(Dataset records)
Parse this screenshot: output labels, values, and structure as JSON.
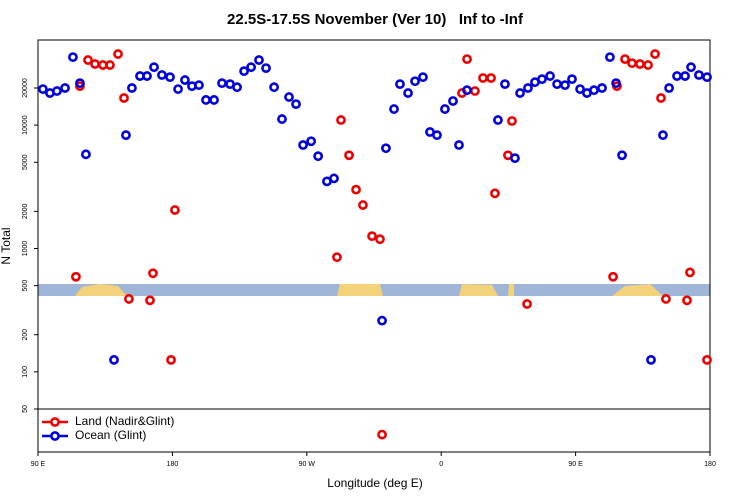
{
  "chart_data": {
    "type": "scatter",
    "title": "22.5S-17.5S November (Ver 10)   Inf to -Inf",
    "x_label": "Longitude (deg E)",
    "y_label": "N Total",
    "xlim": [
      90,
      540
    ],
    "xticks": [
      {
        "value": 90,
        "label": "90 E"
      },
      180,
      {
        "value": 270,
        "label": "90 W"
      },
      {
        "value": 360,
        "label": "0"
      },
      {
        "value": 450,
        "label": "90 E"
      },
      {
        "value": 540,
        "label": "180"
      }
    ],
    "ylim": [
      22.4,
      49000
    ],
    "y_log": true,
    "yticks": [
      50,
      100,
      200,
      500,
      1000,
      2000,
      5000,
      10000,
      20000
    ],
    "legend": "bottom left",
    "series": [
      {
        "name": "Land (Nadir&Glint)",
        "color": "#ee0000",
        "x": [
          115.4,
          118.1,
          123.5,
          128.2,
          133.5,
          138.2,
          143.6,
          147.6,
          150.9,
          165,
          167,
          179.1,
          181.7,
          290.2,
          292.9,
          298.3,
          303,
          307.6,
          313.7,
          319,
          320.4,
          377.3,
          373.9,
          382.6,
          388,
          393.4,
          396,
          404.7,
          407.4,
          417.5,
          475.1,
          477.7,
          483.1,
          487.8,
          493.1,
          498.5,
          503.2,
          507.2,
          510.5,
          524.6,
          526.6,
          538
        ],
        "values": [
          590,
          20700,
          33700,
          31300,
          30700,
          30700,
          37700,
          16600,
          390,
          380,
          630,
          125,
          2050,
          850,
          11000,
          5700,
          3000,
          2250,
          1260,
          1190,
          31,
          34300,
          18200,
          18900,
          24100,
          24100,
          2800,
          5700,
          10800,
          355,
          590,
          20700,
          34300,
          31800,
          31300,
          30700,
          37700,
          16600,
          390,
          380,
          640,
          125
        ]
      },
      {
        "name": "Ocean (Glint)",
        "color": "#0000dd",
        "x": [
          93.3,
          98,
          102.7,
          108.1,
          113.4,
          118.1,
          122.1,
          140.9,
          148.9,
          152.9,
          158.3,
          163,
          167.7,
          173,
          178.4,
          183.8,
          188.4,
          193.1,
          197.8,
          202.5,
          207.9,
          213.2,
          218.6,
          223.3,
          228,
          232.7,
          238,
          242.7,
          248.1,
          253.4,
          258.1,
          262.8,
          267.5,
          272.9,
          277.6,
          283.5,
          288.2,
          320.4,
          323,
          328.4,
          332.4,
          337.8,
          342.5,
          347.8,
          352.5,
          357.2,
          362.5,
          367.9,
          371.9,
          377.3,
          398,
          402.7,
          409.4,
          412.8,
          418.1,
          422.8,
          427.5,
          432.9,
          437.6,
          442.9,
          447.6,
          453,
          457.6,
          462.3,
          467.7,
          473,
          477.1,
          481.1,
          500.5,
          508.5,
          512.6,
          517.9,
          523.3,
          527.3,
          532.6,
          538
        ],
        "values": [
          19600,
          18200,
          18900,
          20000,
          35600,
          21900,
          5800,
          125,
          8300,
          20000,
          25000,
          25000,
          29500,
          25500,
          24500,
          19600,
          23200,
          20700,
          21100,
          16000,
          16000,
          21900,
          21500,
          20300,
          27400,
          29500,
          33700,
          29000,
          20300,
          11200,
          16900,
          14800,
          6900,
          7400,
          5600,
          3500,
          3700,
          260,
          6500,
          13500,
          21500,
          18200,
          22700,
          24500,
          8800,
          8300,
          13500,
          15700,
          6900,
          19200,
          11000,
          21500,
          5400,
          18200,
          20000,
          22300,
          23600,
          25000,
          21500,
          21100,
          23600,
          19600,
          18200,
          19200,
          20000,
          35600,
          21900,
          5700,
          125,
          8300,
          20000,
          25000,
          25000,
          29500,
          25500,
          24500
        ]
      }
    ]
  }
}
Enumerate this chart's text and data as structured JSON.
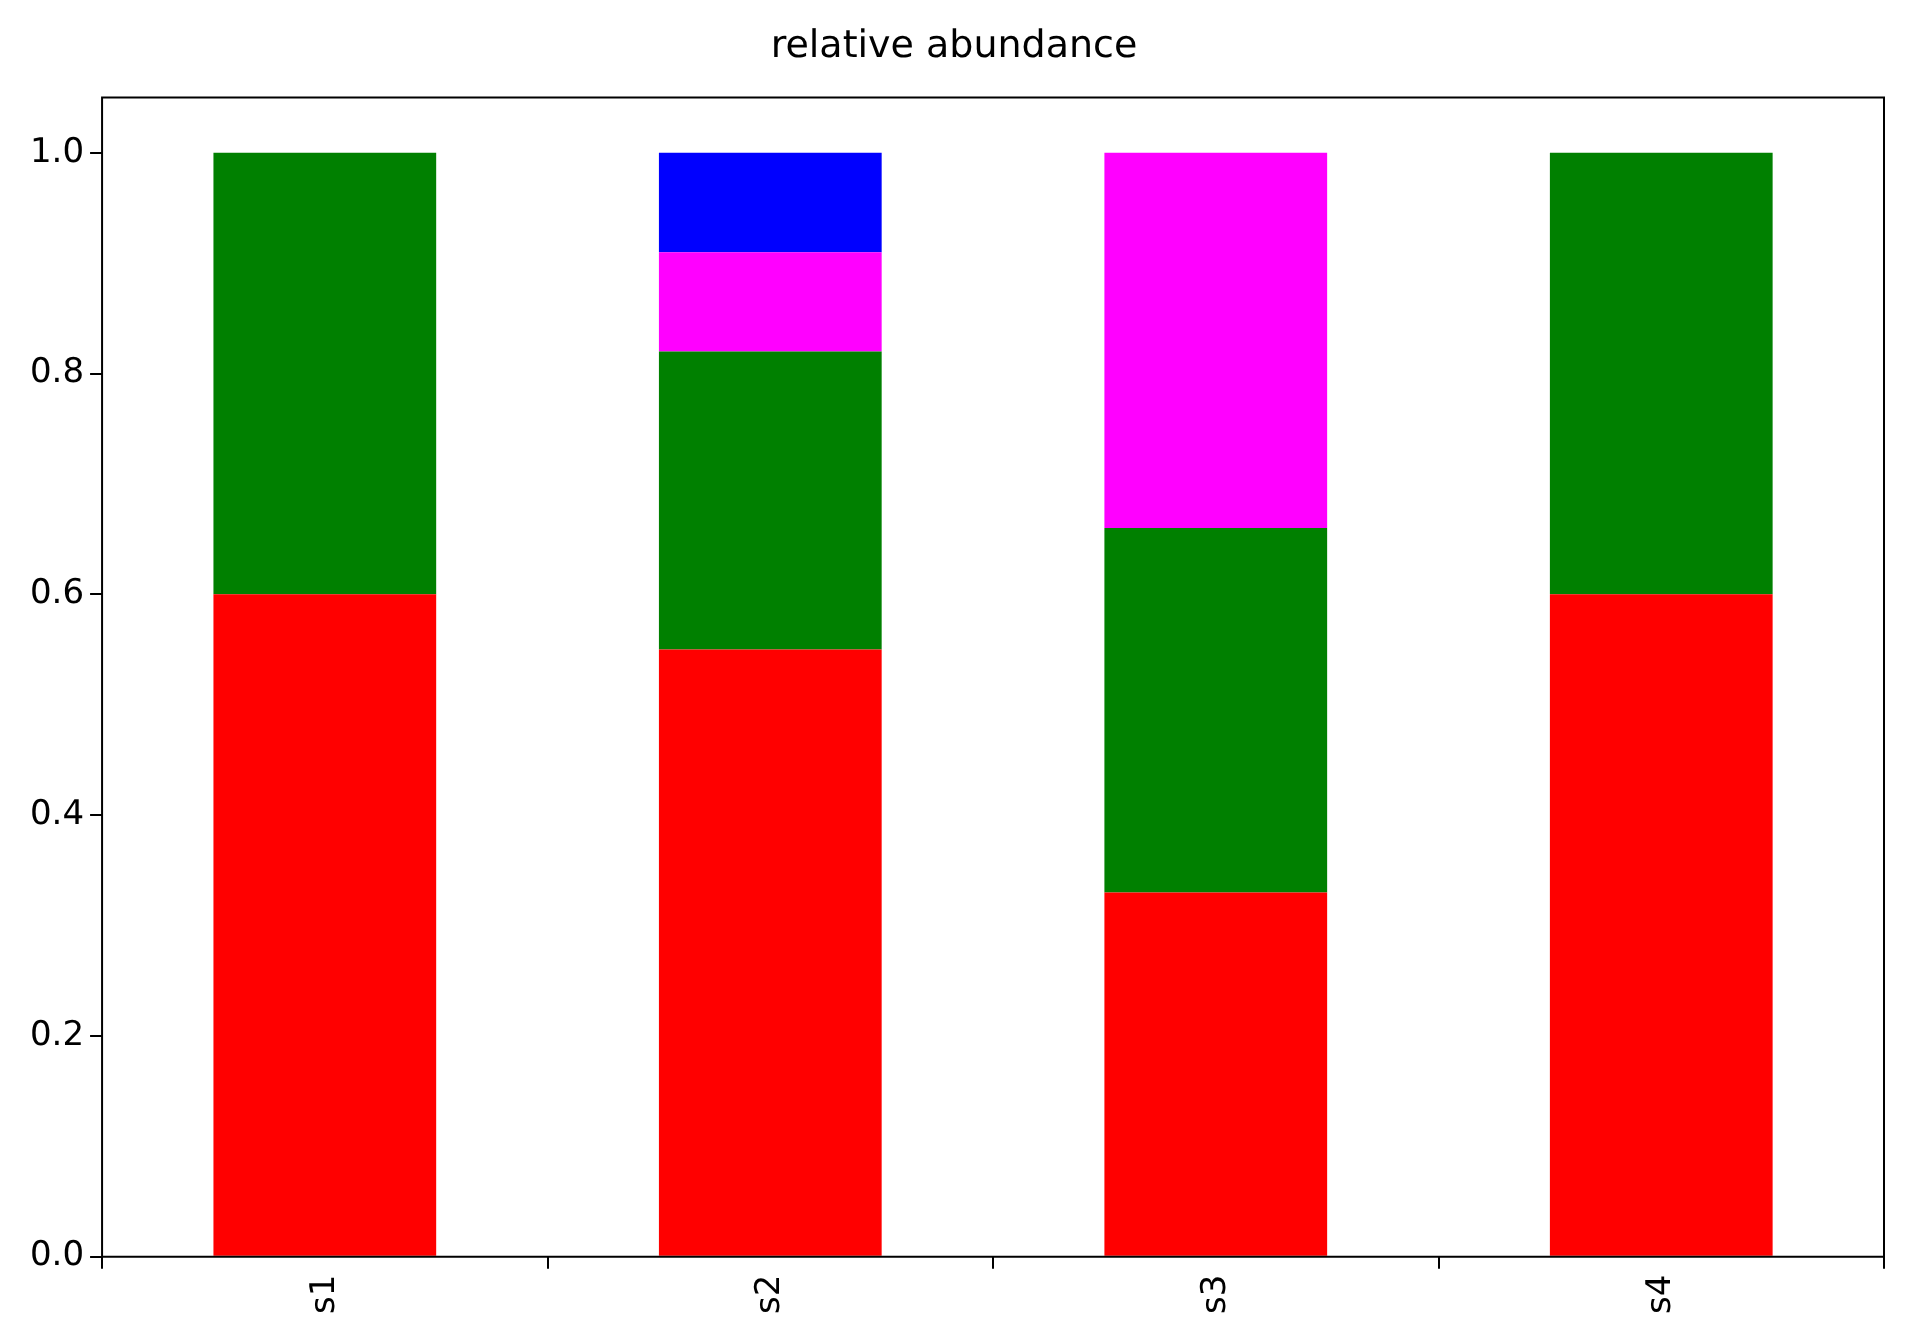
{
  "chart_data": {
    "type": "bar",
    "title": "relative abundance",
    "categories": [
      "s1",
      "s2",
      "s3",
      "s4"
    ],
    "stacked": true,
    "grid": false,
    "legend": false,
    "series": [
      {
        "color": "#ff0000",
        "values": [
          0.6,
          0.55,
          0.33,
          0.6
        ]
      },
      {
        "color": "#008000",
        "values": [
          0.4,
          0.27,
          0.33,
          0.4
        ]
      },
      {
        "color": "#ff00ff",
        "values": [
          0,
          0.09,
          0.34,
          0
        ]
      },
      {
        "color": "#0000ff",
        "values": [
          0,
          0.09,
          0,
          0
        ]
      }
    ],
    "ylim": [
      0,
      1.05
    ],
    "yticks": [
      {
        "value": 0,
        "label": "0.0"
      },
      {
        "value": 0.2,
        "label": "0.2"
      },
      {
        "value": 0.4,
        "label": "0.4"
      },
      {
        "value": 0.6,
        "label": "0.6"
      },
      {
        "value": 0.8,
        "label": "0.8"
      },
      {
        "value": 1,
        "label": "1.0"
      }
    ]
  }
}
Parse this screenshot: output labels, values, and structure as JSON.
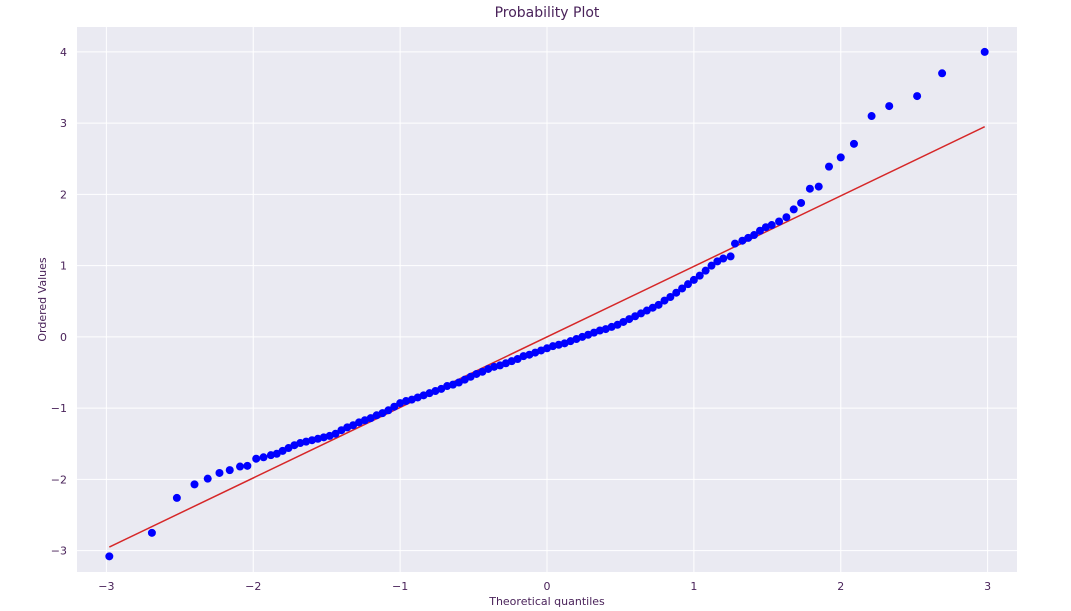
{
  "chart_data": {
    "type": "scatter",
    "title": "Probability Plot",
    "xlabel": "Theoretical quantiles",
    "ylabel": "Ordered Values",
    "xlim": [
      -3.2,
      3.2
    ],
    "ylim": [
      -3.3,
      4.35
    ],
    "xticks": [
      -3,
      -2,
      -1,
      0,
      1,
      2,
      3
    ],
    "yticks": [
      -3,
      -2,
      -1,
      0,
      1,
      2,
      3,
      4
    ],
    "xtick_labels": [
      "−3",
      "−2",
      "−1",
      "0",
      "1",
      "2",
      "3"
    ],
    "ytick_labels": [
      "−3",
      "−2",
      "−1",
      "0",
      "1",
      "2",
      "3",
      "4"
    ],
    "grid": true,
    "background_color": "#eaeaf2",
    "series": [
      {
        "type": "scatter",
        "color": "#0000ff",
        "points": [
          [
            -2.98,
            -3.08
          ],
          [
            -2.69,
            -2.75
          ],
          [
            -2.52,
            -2.26
          ],
          [
            -2.4,
            -2.07
          ],
          [
            -2.31,
            -1.99
          ],
          [
            -2.23,
            -1.91
          ],
          [
            -2.16,
            -1.87
          ],
          [
            -2.09,
            -1.82
          ],
          [
            -2.04,
            -1.81
          ],
          [
            -1.98,
            -1.71
          ],
          [
            -1.93,
            -1.69
          ],
          [
            -1.88,
            -1.66
          ],
          [
            -1.84,
            -1.64
          ],
          [
            -1.8,
            -1.6
          ],
          [
            -1.76,
            -1.56
          ],
          [
            -1.72,
            -1.52
          ],
          [
            -1.68,
            -1.49
          ],
          [
            -1.64,
            -1.47
          ],
          [
            -1.6,
            -1.45
          ],
          [
            -1.56,
            -1.43
          ],
          [
            -1.52,
            -1.41
          ],
          [
            -1.48,
            -1.39
          ],
          [
            -1.44,
            -1.36
          ],
          [
            -1.4,
            -1.31
          ],
          [
            -1.36,
            -1.27
          ],
          [
            -1.32,
            -1.24
          ],
          [
            -1.28,
            -1.2
          ],
          [
            -1.24,
            -1.17
          ],
          [
            -1.2,
            -1.14
          ],
          [
            -1.16,
            -1.1
          ],
          [
            -1.12,
            -1.07
          ],
          [
            -1.08,
            -1.03
          ],
          [
            -1.04,
            -0.98
          ],
          [
            -1.0,
            -0.93
          ],
          [
            -0.96,
            -0.9
          ],
          [
            -0.92,
            -0.88
          ],
          [
            -0.88,
            -0.85
          ],
          [
            -0.84,
            -0.82
          ],
          [
            -0.8,
            -0.79
          ],
          [
            -0.76,
            -0.76
          ],
          [
            -0.72,
            -0.73
          ],
          [
            -0.68,
            -0.69
          ],
          [
            -0.64,
            -0.67
          ],
          [
            -0.6,
            -0.64
          ],
          [
            -0.56,
            -0.6
          ],
          [
            -0.52,
            -0.56
          ],
          [
            -0.48,
            -0.52
          ],
          [
            -0.44,
            -0.49
          ],
          [
            -0.4,
            -0.45
          ],
          [
            -0.36,
            -0.42
          ],
          [
            -0.32,
            -0.4
          ],
          [
            -0.28,
            -0.37
          ],
          [
            -0.24,
            -0.34
          ],
          [
            -0.2,
            -0.31
          ],
          [
            -0.16,
            -0.27
          ],
          [
            -0.12,
            -0.25
          ],
          [
            -0.08,
            -0.22
          ],
          [
            -0.04,
            -0.19
          ],
          [
            0.0,
            -0.16
          ],
          [
            0.04,
            -0.13
          ],
          [
            0.08,
            -0.11
          ],
          [
            0.12,
            -0.09
          ],
          [
            0.16,
            -0.06
          ],
          [
            0.2,
            -0.03
          ],
          [
            0.24,
            0.0
          ],
          [
            0.28,
            0.03
          ],
          [
            0.32,
            0.06
          ],
          [
            0.36,
            0.09
          ],
          [
            0.4,
            0.11
          ],
          [
            0.44,
            0.14
          ],
          [
            0.48,
            0.17
          ],
          [
            0.52,
            0.21
          ],
          [
            0.56,
            0.25
          ],
          [
            0.6,
            0.29
          ],
          [
            0.64,
            0.33
          ],
          [
            0.68,
            0.37
          ],
          [
            0.72,
            0.41
          ],
          [
            0.76,
            0.45
          ],
          [
            0.8,
            0.51
          ],
          [
            0.84,
            0.56
          ],
          [
            0.88,
            0.62
          ],
          [
            0.92,
            0.68
          ],
          [
            0.96,
            0.74
          ],
          [
            1.0,
            0.8
          ],
          [
            1.04,
            0.86
          ],
          [
            1.08,
            0.93
          ],
          [
            1.12,
            1.0
          ],
          [
            1.16,
            1.06
          ],
          [
            1.2,
            1.1
          ],
          [
            1.25,
            1.13
          ],
          [
            1.28,
            1.31
          ],
          [
            1.33,
            1.35
          ],
          [
            1.37,
            1.39
          ],
          [
            1.41,
            1.43
          ],
          [
            1.45,
            1.49
          ],
          [
            1.49,
            1.54
          ],
          [
            1.53,
            1.57
          ],
          [
            1.58,
            1.62
          ],
          [
            1.63,
            1.68
          ],
          [
            1.68,
            1.79
          ],
          [
            1.73,
            1.88
          ],
          [
            1.79,
            2.08
          ],
          [
            1.85,
            2.11
          ],
          [
            1.92,
            2.39
          ],
          [
            2.0,
            2.52
          ],
          [
            2.09,
            2.71
          ],
          [
            2.21,
            3.1
          ],
          [
            2.33,
            3.24
          ],
          [
            2.52,
            3.38
          ],
          [
            2.69,
            3.7
          ],
          [
            2.98,
            4.0
          ]
        ]
      },
      {
        "type": "line",
        "color": "#d62728",
        "points": [
          [
            -2.98,
            -2.95
          ],
          [
            2.98,
            2.95
          ]
        ]
      }
    ]
  }
}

GIVEN TASK: Pull out every line above that holds the word "Glint".

RESULT OF THE EXERCISE:
        "name": "Land (Nadir&Glint)",
        "name": "Ocean (Glint)",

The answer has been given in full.